» **What you have to do**
Show only lines that include "being".

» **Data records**
- - - - -
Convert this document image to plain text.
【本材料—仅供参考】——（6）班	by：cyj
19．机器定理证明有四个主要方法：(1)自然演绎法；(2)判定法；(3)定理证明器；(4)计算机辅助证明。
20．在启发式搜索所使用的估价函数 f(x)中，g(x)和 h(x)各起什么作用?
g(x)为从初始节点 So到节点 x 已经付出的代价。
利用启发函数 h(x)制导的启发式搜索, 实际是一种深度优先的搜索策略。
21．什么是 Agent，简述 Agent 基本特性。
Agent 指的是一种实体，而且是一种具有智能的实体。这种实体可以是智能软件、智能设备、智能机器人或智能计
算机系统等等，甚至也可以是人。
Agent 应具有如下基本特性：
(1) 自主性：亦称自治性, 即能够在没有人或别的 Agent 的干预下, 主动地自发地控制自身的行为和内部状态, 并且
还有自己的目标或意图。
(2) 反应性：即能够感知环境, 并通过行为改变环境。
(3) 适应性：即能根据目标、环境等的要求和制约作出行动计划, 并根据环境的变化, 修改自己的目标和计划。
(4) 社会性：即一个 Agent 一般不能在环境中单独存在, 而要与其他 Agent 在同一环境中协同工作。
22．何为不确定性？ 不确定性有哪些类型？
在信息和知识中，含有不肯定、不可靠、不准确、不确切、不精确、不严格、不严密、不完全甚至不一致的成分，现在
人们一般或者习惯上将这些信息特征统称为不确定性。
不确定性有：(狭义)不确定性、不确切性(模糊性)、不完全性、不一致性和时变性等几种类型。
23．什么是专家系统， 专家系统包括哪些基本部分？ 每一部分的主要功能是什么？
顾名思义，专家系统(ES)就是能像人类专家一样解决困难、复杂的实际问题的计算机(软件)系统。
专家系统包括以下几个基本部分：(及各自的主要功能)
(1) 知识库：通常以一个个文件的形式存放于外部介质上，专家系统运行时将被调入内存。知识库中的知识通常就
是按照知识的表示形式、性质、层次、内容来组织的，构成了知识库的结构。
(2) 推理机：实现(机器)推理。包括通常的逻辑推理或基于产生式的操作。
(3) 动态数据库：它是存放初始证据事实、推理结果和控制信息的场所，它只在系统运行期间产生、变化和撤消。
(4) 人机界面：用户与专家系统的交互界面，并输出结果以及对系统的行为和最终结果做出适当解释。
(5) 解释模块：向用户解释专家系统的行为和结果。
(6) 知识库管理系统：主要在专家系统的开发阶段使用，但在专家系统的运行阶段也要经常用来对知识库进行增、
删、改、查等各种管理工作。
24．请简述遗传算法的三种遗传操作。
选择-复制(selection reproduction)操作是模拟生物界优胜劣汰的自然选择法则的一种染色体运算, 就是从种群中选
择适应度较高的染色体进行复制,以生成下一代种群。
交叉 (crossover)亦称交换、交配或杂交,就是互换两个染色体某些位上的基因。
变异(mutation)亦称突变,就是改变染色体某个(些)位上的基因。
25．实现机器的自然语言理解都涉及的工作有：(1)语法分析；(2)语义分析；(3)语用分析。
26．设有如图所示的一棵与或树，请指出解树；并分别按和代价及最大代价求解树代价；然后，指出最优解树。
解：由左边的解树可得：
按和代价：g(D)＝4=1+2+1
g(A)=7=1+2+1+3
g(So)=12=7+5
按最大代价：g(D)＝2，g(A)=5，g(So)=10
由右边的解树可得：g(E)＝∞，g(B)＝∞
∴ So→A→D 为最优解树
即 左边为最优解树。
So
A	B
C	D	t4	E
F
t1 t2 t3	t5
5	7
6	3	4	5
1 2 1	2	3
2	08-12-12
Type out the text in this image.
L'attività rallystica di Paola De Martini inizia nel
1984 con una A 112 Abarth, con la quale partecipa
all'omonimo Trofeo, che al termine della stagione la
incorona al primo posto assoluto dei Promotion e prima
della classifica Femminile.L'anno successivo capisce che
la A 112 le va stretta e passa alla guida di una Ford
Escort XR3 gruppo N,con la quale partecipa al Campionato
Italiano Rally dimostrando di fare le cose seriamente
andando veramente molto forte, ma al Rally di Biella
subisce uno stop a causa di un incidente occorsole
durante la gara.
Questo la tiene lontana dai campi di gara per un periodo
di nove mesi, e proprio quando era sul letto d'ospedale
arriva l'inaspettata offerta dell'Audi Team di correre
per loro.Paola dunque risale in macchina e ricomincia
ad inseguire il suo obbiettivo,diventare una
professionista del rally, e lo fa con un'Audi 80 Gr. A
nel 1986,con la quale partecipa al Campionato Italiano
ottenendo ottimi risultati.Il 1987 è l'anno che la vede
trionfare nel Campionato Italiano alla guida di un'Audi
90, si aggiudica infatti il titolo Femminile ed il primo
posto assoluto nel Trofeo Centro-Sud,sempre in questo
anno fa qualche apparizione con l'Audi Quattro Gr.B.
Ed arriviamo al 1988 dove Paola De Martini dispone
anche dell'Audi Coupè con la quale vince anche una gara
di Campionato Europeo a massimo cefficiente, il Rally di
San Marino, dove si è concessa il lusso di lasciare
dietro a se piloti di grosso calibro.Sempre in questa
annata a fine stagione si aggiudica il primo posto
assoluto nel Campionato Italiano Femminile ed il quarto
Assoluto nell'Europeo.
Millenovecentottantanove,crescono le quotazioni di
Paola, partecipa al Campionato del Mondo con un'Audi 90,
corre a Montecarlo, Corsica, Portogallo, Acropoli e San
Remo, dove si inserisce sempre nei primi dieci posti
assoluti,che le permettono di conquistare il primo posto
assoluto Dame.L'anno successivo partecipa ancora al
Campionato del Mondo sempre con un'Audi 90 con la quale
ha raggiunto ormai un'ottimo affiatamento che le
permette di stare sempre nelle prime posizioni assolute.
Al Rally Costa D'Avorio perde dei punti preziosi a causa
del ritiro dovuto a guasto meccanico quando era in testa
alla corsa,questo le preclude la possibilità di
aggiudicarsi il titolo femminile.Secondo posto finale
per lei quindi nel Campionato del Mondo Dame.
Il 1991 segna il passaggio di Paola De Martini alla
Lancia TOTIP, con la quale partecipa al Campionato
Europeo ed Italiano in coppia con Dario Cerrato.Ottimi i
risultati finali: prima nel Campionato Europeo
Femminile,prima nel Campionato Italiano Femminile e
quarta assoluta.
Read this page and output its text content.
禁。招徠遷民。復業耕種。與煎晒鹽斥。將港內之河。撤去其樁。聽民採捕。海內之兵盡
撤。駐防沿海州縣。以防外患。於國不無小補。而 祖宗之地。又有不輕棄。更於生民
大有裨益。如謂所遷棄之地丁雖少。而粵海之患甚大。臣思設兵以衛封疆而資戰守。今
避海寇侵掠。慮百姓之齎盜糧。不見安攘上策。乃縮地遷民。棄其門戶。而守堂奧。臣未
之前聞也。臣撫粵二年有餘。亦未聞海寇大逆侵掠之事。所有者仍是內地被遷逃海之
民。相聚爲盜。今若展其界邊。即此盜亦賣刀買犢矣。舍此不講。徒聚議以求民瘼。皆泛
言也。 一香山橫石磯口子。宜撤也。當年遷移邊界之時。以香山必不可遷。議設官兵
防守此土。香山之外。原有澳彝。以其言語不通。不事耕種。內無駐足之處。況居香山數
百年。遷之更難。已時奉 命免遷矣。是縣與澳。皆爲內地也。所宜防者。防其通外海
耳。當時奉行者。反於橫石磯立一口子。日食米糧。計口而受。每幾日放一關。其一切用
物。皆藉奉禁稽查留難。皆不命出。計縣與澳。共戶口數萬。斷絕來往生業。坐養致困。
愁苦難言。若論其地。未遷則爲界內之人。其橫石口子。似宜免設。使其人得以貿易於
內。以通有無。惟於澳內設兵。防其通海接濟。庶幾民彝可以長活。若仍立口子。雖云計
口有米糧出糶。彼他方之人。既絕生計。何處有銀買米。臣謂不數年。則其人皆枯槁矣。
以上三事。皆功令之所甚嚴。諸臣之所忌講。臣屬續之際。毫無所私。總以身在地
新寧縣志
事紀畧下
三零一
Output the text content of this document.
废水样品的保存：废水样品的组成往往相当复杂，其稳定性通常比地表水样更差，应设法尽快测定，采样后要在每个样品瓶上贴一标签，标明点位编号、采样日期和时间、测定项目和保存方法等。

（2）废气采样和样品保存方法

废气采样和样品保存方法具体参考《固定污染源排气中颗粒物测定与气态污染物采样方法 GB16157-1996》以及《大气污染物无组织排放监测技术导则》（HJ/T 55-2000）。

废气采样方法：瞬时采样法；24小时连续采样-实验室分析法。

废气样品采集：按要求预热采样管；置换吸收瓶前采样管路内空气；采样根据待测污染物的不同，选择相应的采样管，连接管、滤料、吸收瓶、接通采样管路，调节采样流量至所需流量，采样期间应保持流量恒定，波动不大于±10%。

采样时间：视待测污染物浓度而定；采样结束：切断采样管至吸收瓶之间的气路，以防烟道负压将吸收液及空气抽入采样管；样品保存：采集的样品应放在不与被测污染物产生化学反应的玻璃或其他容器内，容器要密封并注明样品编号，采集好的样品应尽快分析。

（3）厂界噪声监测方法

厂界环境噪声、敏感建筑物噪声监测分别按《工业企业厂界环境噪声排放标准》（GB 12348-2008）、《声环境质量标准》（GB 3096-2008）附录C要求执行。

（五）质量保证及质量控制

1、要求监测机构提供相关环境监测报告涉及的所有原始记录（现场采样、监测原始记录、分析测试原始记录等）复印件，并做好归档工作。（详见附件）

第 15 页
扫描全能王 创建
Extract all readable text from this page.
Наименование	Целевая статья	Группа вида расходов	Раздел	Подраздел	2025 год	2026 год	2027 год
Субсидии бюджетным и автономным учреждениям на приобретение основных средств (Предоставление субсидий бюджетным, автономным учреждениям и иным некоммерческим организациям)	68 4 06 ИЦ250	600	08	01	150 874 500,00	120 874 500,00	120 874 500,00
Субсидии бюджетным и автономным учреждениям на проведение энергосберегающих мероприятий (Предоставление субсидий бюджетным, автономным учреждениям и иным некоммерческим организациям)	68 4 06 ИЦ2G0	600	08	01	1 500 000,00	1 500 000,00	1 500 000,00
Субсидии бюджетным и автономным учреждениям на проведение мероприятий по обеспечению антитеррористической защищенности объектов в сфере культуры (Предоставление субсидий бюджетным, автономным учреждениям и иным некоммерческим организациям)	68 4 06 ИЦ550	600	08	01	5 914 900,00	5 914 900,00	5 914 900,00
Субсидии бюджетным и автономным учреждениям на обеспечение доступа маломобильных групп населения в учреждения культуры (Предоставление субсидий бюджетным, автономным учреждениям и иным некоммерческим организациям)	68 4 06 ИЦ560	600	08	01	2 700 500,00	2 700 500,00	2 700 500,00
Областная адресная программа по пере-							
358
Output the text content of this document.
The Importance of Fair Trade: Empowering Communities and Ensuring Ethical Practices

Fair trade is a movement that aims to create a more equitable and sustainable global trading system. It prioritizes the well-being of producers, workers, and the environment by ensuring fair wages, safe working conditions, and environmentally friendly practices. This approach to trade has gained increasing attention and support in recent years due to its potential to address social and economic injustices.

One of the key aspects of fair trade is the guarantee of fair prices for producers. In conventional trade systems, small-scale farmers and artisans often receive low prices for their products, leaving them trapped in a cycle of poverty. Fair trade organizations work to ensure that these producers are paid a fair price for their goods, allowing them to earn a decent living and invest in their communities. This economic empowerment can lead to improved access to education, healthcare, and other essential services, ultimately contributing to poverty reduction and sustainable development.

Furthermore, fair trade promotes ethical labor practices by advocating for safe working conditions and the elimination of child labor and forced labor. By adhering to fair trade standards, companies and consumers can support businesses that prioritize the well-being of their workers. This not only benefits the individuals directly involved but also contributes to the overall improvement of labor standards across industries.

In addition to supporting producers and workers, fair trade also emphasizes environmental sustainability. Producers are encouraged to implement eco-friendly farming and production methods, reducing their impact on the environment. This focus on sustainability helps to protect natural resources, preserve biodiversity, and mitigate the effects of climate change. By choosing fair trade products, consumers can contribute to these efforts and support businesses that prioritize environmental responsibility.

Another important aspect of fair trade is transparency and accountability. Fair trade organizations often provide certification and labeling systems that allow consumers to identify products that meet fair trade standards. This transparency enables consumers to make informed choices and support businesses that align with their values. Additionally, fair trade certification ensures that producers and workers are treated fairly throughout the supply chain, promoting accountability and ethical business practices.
- - - - -
» **Full output**
Fair trade is a movement that aims to create a more equitable and sustainable global trading system. It prioritizes the well-being of producers, workers, and the environment by ensuring fair wages, safe working conditions, and environmentally friendly practices. This approach to trade has gained increasing attention and support in recent years due to its potential to address social and economic injustices.
Furthermore, fair trade promotes ethical labor practices by advocating for safe working conditions and the elimination of child labor and forced labor. By adhering to fair trade standards, companies and consumers can support businesses that prioritize the well-being of their workers. This not only benefits the individuals directly involved but also contributes to the overall improvement of labor standards across industries.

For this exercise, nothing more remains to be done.